Instructions to follow ::
Reproduce every line below word for word, but leave the pictures out of your answer.

Dataset records ::

- - - -

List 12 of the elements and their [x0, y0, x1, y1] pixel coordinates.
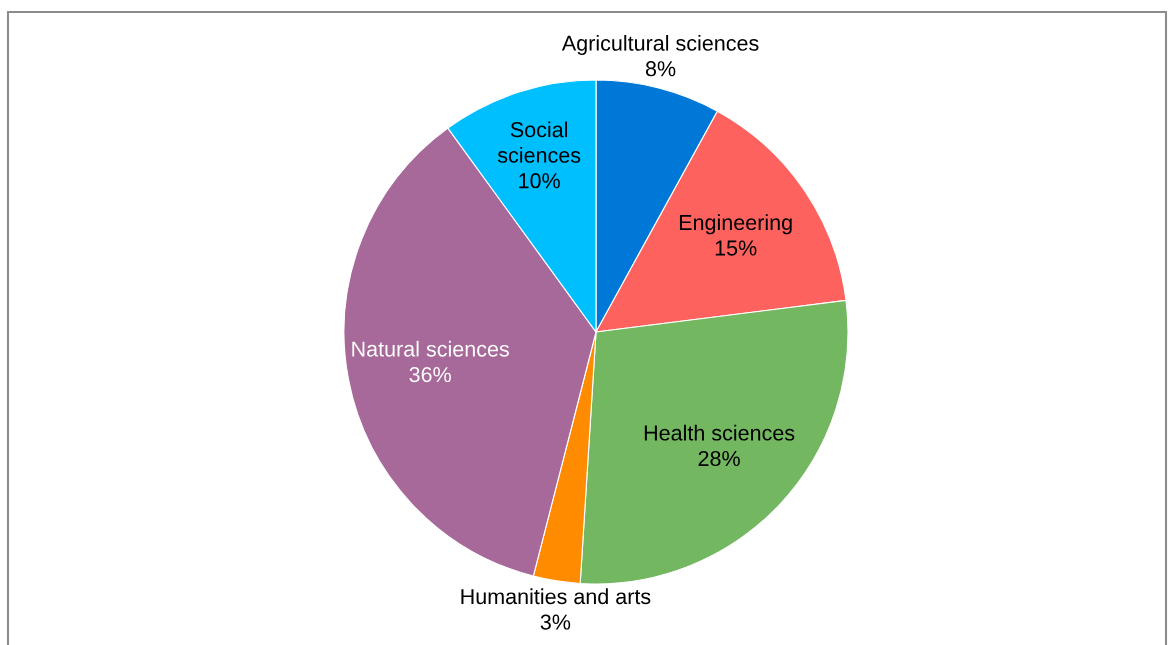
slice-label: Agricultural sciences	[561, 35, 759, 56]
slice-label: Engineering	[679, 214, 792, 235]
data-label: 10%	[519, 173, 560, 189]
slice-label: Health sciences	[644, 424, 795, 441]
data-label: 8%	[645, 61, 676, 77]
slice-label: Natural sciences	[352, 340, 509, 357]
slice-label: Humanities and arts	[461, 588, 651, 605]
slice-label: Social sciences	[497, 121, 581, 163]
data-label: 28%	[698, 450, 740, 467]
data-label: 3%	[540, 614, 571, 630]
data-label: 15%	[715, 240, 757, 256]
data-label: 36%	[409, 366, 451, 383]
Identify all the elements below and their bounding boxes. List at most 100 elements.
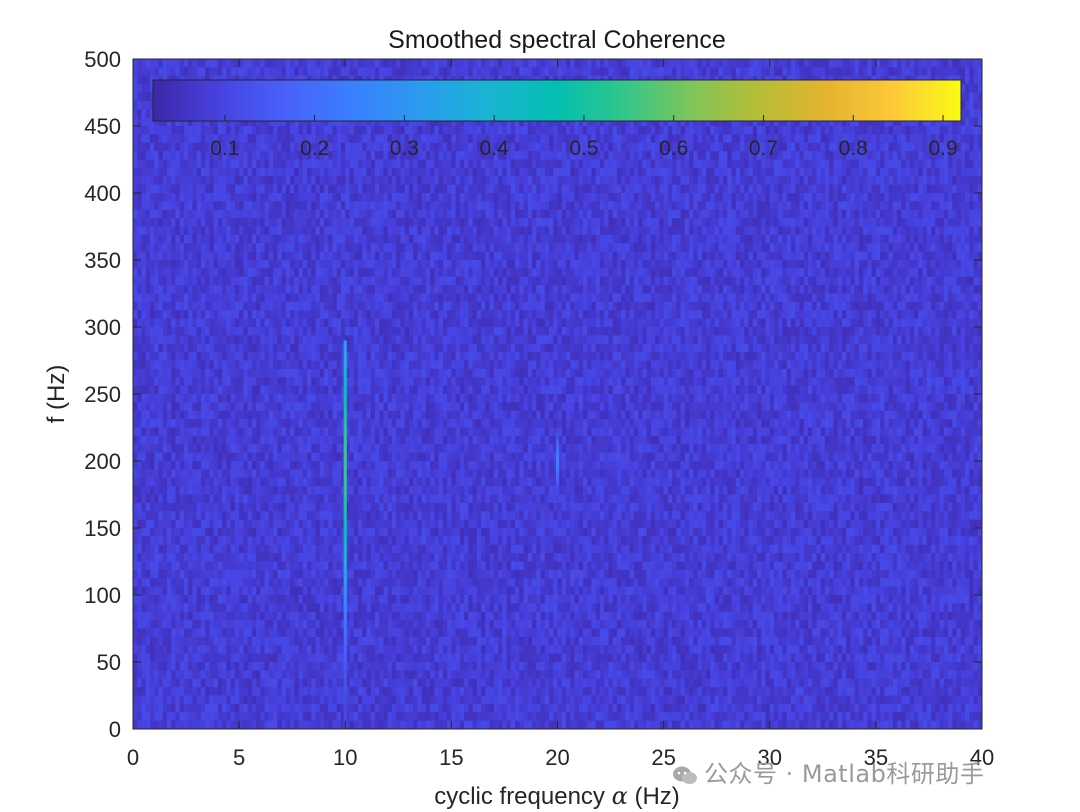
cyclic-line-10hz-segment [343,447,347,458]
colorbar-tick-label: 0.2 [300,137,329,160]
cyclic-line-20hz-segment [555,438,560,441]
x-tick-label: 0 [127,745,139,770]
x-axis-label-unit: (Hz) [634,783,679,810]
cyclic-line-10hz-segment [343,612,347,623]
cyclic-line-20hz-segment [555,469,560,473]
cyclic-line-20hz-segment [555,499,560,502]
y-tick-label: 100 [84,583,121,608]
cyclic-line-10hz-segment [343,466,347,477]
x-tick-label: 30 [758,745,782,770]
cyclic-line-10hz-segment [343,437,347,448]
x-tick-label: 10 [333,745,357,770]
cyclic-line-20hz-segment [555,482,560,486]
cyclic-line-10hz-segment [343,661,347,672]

- - - -

Problem solution ::
List 12 of the elements and their [x0, y0, x1, y1] pixel coordinates.
slice-label: Agricultural sciences	[561, 35, 759, 56]
slice-label: Engineering	[679, 214, 792, 235]
data-label: 10%	[519, 173, 560, 189]
slice-label: Health sciences	[644, 424, 795, 441]
data-label: 8%	[645, 61, 676, 77]
slice-label: Natural sciences	[352, 340, 509, 357]
slice-label: Humanities and arts	[461, 588, 651, 605]
slice-label: Social sciences	[497, 121, 581, 163]
data-label: 28%	[698, 450, 740, 467]
data-label: 3%	[540, 614, 571, 630]
data-label: 15%	[715, 240, 757, 256]
data-label: 36%	[409, 366, 451, 383]
Identify all the elements below and their bounding boxes. List at most 100 elements.
cyclic-line-10hz-segment [343,447,347,458]
colorbar-tick-label: 0.2 [300,137,329,160]
cyclic-line-20hz-segment [555,438,560,441]
x-tick-label: 0 [127,745,139,770]
x-axis-label-unit: (Hz) [634,783,679,810]
cyclic-line-10hz-segment [343,612,347,623]
cyclic-line-20hz-segment [555,469,560,473]
cyclic-line-20hz-segment [555,499,560,502]
y-tick-label: 100 [84,583,121,608]
cyclic-line-10hz-segment [343,466,347,477]
x-tick-label: 30 [758,745,782,770]
cyclic-line-10hz-segment [343,437,347,448]
x-tick-label: 10 [333,745,357,770]
cyclic-line-20hz-segment [555,482,560,486]
cyclic-line-10hz-segment [343,661,347,672]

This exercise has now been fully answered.